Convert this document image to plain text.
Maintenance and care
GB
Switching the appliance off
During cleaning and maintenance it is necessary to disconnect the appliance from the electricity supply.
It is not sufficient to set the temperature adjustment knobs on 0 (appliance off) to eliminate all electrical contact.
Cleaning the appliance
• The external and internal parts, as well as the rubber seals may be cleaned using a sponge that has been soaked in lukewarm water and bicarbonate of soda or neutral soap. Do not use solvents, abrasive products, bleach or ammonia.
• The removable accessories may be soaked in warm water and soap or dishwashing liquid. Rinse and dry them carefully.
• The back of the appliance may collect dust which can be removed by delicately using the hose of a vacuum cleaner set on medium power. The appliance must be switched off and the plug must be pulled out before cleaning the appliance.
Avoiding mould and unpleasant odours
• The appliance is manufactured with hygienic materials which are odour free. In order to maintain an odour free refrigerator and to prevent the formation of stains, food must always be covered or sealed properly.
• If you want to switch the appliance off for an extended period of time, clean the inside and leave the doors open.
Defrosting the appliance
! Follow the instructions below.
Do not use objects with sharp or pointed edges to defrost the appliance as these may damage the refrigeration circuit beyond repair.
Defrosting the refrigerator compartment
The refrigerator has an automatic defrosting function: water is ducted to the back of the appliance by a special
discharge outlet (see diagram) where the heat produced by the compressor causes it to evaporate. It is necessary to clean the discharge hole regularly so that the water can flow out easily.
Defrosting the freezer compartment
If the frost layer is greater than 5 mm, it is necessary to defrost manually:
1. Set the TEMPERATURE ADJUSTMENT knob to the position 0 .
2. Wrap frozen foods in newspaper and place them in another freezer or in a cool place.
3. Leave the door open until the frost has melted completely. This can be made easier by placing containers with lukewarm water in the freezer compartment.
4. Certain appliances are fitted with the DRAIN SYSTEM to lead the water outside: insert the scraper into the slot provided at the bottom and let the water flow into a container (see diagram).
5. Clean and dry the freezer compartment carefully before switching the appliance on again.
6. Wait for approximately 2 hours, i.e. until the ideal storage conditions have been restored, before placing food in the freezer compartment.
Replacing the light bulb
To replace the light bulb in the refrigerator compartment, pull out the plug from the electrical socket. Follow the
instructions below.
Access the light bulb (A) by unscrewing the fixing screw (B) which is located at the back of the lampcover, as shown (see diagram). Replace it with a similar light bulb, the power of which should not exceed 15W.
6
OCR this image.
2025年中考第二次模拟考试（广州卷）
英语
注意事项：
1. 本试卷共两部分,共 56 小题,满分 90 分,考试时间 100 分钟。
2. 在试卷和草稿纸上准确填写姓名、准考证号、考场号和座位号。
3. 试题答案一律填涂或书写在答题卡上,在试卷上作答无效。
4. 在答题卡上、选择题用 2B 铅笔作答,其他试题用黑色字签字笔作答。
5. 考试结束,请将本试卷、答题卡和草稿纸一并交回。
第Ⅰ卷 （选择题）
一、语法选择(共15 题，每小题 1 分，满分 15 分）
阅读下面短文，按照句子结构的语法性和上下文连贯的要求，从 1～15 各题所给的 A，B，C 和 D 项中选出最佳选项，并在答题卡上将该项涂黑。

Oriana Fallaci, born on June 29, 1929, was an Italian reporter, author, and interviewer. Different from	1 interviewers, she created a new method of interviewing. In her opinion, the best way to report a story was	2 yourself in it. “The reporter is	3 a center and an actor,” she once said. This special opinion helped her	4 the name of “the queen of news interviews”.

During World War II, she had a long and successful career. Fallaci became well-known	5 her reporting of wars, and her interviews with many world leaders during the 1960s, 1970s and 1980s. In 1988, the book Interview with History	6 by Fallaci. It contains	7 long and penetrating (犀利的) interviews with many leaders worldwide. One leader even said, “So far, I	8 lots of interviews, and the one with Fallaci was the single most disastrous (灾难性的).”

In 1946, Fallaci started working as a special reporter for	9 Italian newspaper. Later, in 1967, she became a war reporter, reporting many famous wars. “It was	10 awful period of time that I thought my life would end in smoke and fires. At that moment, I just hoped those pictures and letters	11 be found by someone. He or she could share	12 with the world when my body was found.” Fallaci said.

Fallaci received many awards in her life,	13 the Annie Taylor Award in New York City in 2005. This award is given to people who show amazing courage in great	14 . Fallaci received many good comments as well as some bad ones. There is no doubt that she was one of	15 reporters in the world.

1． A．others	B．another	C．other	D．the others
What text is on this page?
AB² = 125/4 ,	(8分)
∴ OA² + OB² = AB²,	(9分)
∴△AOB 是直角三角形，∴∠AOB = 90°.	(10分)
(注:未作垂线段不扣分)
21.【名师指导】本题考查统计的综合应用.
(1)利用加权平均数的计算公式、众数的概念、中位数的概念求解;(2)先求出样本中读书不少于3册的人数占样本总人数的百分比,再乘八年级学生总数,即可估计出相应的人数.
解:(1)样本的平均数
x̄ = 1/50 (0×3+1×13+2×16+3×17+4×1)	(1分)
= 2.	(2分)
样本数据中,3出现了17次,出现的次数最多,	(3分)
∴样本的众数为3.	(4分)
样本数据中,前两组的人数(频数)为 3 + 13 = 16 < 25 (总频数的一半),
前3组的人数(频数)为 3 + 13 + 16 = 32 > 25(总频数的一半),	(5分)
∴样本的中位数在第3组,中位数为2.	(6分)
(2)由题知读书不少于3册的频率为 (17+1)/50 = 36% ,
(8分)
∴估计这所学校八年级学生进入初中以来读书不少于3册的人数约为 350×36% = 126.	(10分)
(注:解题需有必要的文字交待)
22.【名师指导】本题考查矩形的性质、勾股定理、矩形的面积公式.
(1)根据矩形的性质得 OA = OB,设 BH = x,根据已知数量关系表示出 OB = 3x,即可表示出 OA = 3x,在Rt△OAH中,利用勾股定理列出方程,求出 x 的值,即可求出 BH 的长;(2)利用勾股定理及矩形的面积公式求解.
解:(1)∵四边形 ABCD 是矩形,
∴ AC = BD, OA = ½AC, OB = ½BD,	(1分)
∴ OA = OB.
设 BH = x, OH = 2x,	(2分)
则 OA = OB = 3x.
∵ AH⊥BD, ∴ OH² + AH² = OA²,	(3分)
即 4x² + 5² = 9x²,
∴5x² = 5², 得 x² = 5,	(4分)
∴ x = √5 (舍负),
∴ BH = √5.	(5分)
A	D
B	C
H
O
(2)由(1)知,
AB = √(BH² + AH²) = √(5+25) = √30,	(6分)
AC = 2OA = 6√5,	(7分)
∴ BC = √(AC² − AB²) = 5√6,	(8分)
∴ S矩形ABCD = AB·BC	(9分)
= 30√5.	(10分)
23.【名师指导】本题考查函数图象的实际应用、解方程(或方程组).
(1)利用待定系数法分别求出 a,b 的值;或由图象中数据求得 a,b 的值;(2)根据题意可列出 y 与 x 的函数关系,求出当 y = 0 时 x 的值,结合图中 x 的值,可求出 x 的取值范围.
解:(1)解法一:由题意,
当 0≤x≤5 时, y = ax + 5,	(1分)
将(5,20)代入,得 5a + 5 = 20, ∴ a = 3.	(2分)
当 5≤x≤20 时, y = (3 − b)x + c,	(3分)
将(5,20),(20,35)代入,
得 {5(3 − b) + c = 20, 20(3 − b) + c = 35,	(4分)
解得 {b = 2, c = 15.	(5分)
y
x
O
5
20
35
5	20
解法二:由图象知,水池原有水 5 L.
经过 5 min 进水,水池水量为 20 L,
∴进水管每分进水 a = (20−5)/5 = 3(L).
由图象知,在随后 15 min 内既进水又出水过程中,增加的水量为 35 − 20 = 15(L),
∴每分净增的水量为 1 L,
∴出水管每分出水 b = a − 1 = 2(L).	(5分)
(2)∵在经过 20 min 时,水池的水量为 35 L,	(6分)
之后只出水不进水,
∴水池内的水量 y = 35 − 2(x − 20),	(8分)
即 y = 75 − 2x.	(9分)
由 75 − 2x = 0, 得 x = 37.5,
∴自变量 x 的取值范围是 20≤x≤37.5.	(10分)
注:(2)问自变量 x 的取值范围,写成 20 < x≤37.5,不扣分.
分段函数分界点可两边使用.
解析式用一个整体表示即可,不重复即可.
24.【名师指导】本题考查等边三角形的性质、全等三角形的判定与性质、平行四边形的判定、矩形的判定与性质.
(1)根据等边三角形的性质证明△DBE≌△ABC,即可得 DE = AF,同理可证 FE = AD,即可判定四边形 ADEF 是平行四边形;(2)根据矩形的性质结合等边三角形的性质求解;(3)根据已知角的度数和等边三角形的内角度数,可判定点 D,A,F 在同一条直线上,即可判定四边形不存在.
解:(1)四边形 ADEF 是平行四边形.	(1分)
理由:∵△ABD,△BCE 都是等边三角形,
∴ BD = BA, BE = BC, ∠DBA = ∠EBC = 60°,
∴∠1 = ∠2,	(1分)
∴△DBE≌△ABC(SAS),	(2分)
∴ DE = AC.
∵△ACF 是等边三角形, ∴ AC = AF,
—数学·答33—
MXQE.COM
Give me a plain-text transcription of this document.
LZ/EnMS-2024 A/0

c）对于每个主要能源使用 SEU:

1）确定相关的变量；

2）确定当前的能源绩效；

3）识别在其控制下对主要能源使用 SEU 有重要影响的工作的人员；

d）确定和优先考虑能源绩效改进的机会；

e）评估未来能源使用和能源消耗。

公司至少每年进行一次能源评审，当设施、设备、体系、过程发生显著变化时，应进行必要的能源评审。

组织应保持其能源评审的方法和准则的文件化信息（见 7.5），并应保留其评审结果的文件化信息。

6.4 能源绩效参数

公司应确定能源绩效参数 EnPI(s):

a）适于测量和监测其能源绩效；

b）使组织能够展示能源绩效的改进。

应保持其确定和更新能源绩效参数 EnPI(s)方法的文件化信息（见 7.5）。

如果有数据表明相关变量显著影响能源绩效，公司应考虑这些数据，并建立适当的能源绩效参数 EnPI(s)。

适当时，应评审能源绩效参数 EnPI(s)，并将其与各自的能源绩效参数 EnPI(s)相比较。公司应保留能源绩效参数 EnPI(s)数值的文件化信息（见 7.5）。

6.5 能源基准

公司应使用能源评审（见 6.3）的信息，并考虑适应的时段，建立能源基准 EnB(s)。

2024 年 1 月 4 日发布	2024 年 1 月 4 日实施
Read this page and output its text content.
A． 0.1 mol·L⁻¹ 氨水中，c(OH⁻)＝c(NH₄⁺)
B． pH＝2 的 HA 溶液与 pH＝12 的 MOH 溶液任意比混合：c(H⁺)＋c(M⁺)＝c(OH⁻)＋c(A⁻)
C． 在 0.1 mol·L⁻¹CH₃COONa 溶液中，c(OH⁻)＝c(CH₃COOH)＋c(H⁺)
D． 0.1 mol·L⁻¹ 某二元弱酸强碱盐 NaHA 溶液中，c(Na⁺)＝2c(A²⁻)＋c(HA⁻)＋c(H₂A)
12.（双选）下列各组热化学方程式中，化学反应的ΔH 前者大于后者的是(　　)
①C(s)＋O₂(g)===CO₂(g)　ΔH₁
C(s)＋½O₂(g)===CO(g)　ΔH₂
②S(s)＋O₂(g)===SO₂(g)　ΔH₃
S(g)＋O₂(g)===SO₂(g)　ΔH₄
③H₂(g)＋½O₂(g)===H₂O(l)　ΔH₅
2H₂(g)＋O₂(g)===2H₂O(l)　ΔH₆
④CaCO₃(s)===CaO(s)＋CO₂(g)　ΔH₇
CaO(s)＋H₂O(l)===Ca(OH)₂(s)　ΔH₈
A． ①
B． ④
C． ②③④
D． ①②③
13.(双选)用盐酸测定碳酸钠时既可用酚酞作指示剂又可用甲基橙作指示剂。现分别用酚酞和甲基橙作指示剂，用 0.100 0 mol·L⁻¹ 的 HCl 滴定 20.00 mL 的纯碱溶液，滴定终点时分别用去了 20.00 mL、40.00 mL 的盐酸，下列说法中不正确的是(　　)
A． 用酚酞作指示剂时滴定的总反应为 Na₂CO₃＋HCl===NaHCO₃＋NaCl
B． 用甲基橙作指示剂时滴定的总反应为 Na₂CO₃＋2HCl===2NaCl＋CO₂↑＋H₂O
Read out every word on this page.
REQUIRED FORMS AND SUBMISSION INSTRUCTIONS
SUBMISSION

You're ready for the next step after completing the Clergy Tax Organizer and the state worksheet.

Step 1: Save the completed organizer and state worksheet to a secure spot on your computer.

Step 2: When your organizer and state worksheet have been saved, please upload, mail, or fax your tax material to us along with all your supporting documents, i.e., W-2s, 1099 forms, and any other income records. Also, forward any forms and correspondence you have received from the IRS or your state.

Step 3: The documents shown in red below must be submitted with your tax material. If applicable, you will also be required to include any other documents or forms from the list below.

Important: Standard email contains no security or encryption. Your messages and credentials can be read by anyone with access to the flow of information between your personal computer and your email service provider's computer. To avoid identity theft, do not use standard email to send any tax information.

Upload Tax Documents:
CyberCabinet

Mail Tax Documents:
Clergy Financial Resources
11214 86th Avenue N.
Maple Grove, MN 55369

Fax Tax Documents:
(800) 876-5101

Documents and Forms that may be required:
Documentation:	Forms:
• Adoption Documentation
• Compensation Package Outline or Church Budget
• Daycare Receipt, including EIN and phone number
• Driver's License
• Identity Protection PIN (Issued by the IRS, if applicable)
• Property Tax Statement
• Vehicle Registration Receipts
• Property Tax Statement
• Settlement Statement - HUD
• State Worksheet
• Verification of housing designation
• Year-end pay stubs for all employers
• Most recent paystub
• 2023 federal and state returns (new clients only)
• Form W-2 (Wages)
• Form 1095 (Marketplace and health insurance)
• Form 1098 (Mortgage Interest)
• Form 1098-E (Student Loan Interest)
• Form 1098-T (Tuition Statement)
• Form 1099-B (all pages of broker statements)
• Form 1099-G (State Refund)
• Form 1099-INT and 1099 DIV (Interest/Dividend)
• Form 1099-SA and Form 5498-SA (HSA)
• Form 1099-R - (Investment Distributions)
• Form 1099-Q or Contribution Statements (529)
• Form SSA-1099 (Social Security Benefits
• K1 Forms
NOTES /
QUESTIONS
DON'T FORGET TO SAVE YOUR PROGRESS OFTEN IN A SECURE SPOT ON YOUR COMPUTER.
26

- Work to complete:
Pick out all lines from the data above in which the word "back" appears.

- Result of the task:
• The back of the appliance may collect dust which can be removed by delicately using the hose of a vacuum cleaner set on medium power. The appliance must be switched off and the plug must be pulled out before cleaning the appliance.
The refrigerator has an automatic defrosting function: water is ducted to the back of the appliance by a special
Access the light bulb (A) by unscrewing the fixing screw (B) which is located at the back of the lampcover, as shown (see diagram). Replace it with a similar light bulb, the power of which should not exceed 15W.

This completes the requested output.